>> Start Items

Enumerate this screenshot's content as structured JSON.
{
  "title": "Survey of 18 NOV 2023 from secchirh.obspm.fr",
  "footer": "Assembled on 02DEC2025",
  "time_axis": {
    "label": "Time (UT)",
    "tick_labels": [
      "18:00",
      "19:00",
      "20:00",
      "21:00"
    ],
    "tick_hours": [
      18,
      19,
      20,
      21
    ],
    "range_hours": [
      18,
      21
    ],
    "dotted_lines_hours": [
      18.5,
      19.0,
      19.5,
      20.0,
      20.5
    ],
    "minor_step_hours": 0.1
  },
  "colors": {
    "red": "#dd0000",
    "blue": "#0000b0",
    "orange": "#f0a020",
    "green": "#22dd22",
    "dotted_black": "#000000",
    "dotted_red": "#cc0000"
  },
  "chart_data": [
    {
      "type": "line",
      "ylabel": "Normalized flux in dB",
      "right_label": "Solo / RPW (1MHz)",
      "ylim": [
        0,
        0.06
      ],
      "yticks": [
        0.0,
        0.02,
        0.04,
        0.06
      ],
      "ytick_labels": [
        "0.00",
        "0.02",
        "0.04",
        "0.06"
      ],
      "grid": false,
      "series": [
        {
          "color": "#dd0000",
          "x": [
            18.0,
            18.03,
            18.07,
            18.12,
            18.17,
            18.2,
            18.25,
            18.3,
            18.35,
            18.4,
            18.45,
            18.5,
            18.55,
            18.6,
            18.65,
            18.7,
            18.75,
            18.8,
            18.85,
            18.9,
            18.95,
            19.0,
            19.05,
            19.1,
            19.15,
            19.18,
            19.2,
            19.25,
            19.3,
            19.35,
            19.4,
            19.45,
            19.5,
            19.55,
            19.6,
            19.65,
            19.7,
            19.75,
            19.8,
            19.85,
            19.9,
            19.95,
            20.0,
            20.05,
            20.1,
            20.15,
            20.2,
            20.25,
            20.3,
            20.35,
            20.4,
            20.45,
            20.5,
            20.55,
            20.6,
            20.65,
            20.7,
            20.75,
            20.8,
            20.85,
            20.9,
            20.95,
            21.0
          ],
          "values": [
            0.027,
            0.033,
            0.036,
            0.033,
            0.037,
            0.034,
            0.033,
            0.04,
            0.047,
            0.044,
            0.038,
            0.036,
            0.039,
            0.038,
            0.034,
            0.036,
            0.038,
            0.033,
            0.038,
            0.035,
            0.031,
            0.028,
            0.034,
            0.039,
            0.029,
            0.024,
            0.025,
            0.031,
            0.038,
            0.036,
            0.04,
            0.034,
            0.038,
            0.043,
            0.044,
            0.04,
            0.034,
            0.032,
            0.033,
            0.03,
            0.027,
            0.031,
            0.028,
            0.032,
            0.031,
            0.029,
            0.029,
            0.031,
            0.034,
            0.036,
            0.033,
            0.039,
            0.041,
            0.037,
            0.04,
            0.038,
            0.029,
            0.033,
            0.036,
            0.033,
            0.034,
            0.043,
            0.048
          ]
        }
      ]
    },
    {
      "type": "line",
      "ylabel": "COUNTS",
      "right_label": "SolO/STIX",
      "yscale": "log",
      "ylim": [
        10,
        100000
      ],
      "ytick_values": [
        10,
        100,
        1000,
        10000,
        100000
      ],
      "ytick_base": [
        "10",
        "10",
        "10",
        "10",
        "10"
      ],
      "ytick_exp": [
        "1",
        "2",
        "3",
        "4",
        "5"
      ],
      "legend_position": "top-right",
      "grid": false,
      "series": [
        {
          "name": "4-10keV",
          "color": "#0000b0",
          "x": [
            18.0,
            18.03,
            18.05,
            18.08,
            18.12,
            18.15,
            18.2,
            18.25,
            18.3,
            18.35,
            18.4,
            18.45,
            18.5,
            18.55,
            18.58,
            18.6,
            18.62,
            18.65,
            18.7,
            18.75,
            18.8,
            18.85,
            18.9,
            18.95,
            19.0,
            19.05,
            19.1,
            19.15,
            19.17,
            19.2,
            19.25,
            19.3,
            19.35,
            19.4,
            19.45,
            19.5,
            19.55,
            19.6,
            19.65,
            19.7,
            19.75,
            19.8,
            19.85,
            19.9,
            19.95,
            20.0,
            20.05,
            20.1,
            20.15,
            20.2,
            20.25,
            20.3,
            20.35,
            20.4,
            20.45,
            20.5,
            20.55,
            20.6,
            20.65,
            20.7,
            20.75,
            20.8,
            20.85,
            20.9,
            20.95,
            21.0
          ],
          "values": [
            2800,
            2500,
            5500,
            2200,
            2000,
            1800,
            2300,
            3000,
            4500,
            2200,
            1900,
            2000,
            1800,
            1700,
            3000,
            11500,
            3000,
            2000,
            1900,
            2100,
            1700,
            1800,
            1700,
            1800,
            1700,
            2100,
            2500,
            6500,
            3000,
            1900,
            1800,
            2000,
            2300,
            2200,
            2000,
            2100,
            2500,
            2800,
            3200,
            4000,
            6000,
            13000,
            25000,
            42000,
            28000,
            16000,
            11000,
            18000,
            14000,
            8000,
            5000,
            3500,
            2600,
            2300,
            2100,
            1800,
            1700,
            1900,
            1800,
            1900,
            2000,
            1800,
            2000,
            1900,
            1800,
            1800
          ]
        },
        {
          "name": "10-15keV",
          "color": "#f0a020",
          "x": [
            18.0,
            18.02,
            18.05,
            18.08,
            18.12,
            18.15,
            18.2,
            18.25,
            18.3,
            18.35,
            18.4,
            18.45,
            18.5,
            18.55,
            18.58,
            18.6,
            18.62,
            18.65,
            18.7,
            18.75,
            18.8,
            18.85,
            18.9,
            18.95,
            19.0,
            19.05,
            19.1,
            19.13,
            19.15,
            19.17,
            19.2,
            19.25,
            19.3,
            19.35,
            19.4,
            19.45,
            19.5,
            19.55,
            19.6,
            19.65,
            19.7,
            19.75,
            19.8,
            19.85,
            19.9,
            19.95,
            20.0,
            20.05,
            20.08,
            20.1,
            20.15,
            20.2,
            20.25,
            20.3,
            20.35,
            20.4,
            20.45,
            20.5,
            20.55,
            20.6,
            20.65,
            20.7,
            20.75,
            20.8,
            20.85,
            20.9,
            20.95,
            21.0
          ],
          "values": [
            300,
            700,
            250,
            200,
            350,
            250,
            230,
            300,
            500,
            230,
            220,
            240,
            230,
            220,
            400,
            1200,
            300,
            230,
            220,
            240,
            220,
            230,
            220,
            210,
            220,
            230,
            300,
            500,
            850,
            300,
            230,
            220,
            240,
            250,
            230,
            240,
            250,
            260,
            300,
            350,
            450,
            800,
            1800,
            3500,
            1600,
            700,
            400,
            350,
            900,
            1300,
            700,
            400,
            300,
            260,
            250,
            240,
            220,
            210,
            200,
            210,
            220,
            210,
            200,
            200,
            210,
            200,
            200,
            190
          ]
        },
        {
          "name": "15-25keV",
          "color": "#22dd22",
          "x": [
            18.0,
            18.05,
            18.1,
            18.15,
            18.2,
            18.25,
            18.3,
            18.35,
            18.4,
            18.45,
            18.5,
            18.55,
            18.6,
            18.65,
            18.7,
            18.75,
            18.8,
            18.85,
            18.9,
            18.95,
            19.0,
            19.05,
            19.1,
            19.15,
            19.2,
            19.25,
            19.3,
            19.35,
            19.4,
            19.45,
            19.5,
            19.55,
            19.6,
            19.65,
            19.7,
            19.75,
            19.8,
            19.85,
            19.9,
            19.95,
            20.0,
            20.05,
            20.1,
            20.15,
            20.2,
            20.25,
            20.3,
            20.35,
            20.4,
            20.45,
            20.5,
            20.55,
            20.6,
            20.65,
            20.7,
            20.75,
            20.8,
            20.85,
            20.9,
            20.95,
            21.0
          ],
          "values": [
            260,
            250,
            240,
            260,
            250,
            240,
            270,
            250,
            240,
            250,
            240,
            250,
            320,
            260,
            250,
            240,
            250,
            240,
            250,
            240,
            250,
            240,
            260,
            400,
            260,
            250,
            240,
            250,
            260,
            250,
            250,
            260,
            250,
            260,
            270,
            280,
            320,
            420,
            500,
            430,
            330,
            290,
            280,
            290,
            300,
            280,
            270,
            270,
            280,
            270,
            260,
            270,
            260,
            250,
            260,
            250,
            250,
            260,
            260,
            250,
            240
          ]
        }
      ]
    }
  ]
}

>> End Items

Job: Reply with the number of lines in the preceding entries that contain "name", and no other words.

Reply to the task: 3